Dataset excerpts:
____________________

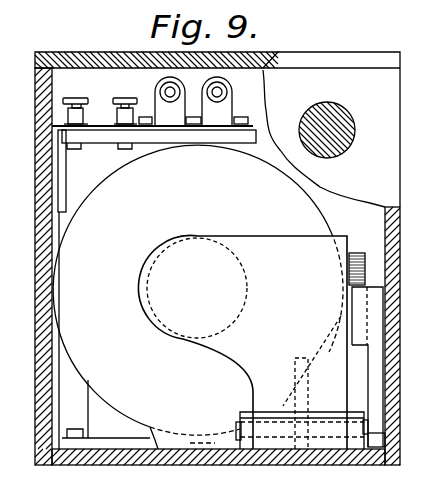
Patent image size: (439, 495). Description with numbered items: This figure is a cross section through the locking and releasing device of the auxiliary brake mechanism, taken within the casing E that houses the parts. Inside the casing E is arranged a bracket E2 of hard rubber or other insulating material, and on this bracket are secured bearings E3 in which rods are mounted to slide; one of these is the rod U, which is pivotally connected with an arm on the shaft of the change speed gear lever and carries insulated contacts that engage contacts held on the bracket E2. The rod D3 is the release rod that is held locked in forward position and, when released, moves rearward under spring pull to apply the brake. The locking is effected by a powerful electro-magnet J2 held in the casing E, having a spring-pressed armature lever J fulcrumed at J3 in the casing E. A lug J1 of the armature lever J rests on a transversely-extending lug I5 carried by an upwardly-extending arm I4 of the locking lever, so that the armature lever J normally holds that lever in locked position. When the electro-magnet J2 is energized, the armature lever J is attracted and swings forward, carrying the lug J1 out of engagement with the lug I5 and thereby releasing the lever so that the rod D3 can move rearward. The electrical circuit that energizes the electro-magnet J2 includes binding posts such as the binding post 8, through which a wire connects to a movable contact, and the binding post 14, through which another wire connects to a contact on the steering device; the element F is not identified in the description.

The casing E is at (98, 64).
The bracket E2 is at (103, 140).
The bearings E3 is at (183, 101).
The binding post 8 is at (80, 122).
The binding post 14 is at (120, 99).
The rod U is at (162, 90).
The bearing bracket F is at (226, 90).
The rod D3 is at (344, 149).
The electro-magnet J2 is at (198, 297).
The armature lever J is at (242, 342).
The lug J1 is at (358, 256).
The fulcrum J3 is at (333, 446).
The upwardly-extending arm I4 is at (377, 385).
The transversely-extending lug I5 is at (355, 330).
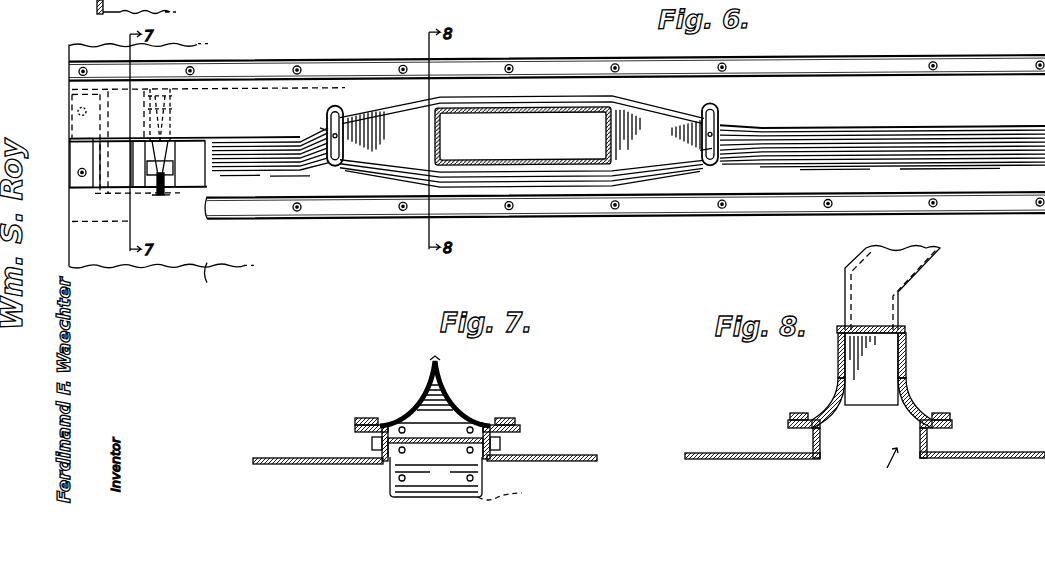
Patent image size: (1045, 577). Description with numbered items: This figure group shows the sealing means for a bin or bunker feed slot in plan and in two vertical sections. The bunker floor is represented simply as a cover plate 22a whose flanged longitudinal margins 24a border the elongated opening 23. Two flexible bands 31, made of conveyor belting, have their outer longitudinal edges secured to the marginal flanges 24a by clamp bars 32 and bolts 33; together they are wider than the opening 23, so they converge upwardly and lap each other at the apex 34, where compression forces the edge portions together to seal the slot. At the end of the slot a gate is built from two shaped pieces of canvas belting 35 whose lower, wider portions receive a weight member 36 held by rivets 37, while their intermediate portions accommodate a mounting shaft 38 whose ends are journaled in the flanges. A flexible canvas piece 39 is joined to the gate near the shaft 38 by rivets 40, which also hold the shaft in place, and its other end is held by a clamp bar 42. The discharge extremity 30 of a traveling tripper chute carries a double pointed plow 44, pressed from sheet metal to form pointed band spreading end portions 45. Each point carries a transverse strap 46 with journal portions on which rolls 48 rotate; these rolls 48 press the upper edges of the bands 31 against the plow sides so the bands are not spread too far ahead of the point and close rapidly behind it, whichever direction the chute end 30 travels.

In FIG. 6, the floor or cover plate 22a is at (221, 279).
In FIG. 7, the floor or cover plate 22a is at (289, 457).
In FIG. 8, the floor or cover plate 22a is at (718, 452).
In FIG. 8, the feed slot or elongated opening 23 is at (885, 469).
In FIG. 7, the flanged longitudinal margin 24a is at (355, 432).
In FIG. 8, the flanged longitudinal margin 24a is at (795, 430).
In FIG. 6, the discharge extremity of traveling tripper chute 30 is at (587, 123).
In FIG. 8, the discharge extremity of traveling tripper chute 30 is at (868, 404).
In FIG. 6, the flexible band 31 is at (915, 111).
In FIG. 7, the flexible band 31 is at (418, 394).
In FIG. 8, the flexible band 31 is at (834, 354).
In FIG. 6, the clamp bar 32 is at (905, 71).
In FIG. 7, the clamp bar 32 is at (365, 417).
In FIG. 8, the clamp bar 32 is at (792, 414).
In FIG. 6, the bolt 33 is at (828, 68).
In FIG. 6, the apex 34 is at (1024, 133).
In FIG. 7, the apex 34 is at (432, 358).
In FIG. 6, the piece of canvas belting 35 is at (151, 150).
In FIG. 7, the piece of canvas belting 35 is at (435, 435).
In FIG. 7, the weight member 36 is at (509, 496).
In FIG. 7, the rivet 37 is at (475, 478).
In FIG. 6, the mounting shaft 38 is at (173, 188).
In FIG. 7, the mounting shaft 38 is at (374, 453).
In FIG. 6, the flexible canvas piece 39 is at (126, 177).
In FIG. 7, the flexible canvas piece 39 is at (455, 447).
In FIG. 7, the rivet 40 is at (399, 453).
In FIG. 6, the clamp bar 42 is at (82, 149).
In FIG. 6, the double pointed plow 44 is at (635, 135).
In FIG. 6, the pointed band spreading end portion 45 is at (367, 128).
In FIG. 6, the transverse strap 46 is at (328, 127).
In FIG. 6, the roll 48 is at (342, 110).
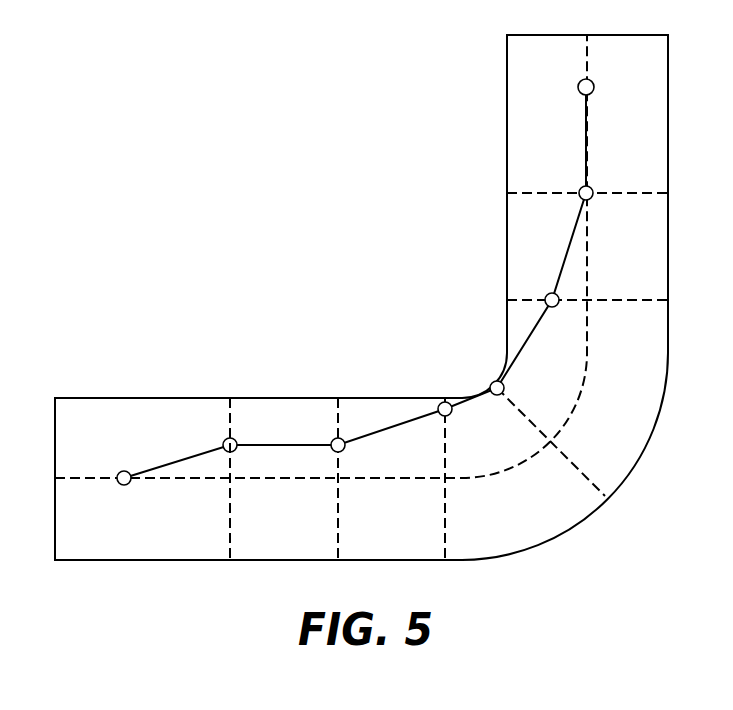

____________________

» Challenge
Please output everything from the start of the rows down to the line containing "The fulcrum J3 is at (333, 446)." as a Markdown table with the columns Number and Line, both ends included. Leave out blank lines and pictures.

» Final answer
| Number | Line |
|---|---|
| 1 | Patent image size: (439, 495). Description with numbered items: This figure is a cross section through the locking and releasing device of the auxiliary brake mechanism, taken within the casing E that houses the parts. Inside the casing E is arranged a bracket E2 of hard rubber or other insulating material, and on this bracket are secured bearings E3 in which rods are mounted to slide; one of these is the rod U, which is pivotally connected with an arm on the shaft of the change speed gear lever and carries insulated contacts that engage contacts held on the bracket E2. The rod D3 is the release rod that is held locked in forward position and, when released, moves rearward under spring pull to apply the brake. The locking is effected by a powerful electro-magnet J2 held in the casing E, having a spring-pressed armature lever J fulcrumed at J3 in the casing E. A lug J1 of the armature lever J rests on a transversely-extending lug I5 carried by an upwardly-extending arm I4 of the locking lever, so that the armature lever J normally holds that lever in locked position. When the electro-magnet J2 is energized, the armature lever J is attracted and swings forward, carrying the lug J1 out of engagement with the lug I5 and thereby releasing the lever so that the rod D3 can move rearward. The electrical circuit that energizes the electro-magnet J2 includes binding posts such as the binding post 8, through which a wire connects to a movable contact, and the binding post 14, through which another wire connects to a contact on the steering device; the element F is not identified in the description. |
| 2 | The casing E is at (98, 64). |
| 3 | The bracket E2 is at (103, 140). |
| 4 | The bearings E3 is at (183, 101). |
| 5 | The binding post 8 is at (80, 122). |
| 6 | The binding post 14 is at (120, 99). |
| 7 | The rod U is at (162, 90). |
| 8 | The bearing bracket F is at (226, 90). |
| 9 | The rod D3 is at (344, 149). |
| 10 | The electro-magnet J2 is at (198, 297). |
| 11 | The armature lever J is at (242, 342). |
| 12 | The lug J1 is at (358, 256). |
| 13 | The fulcrum J3 is at (333, 446). |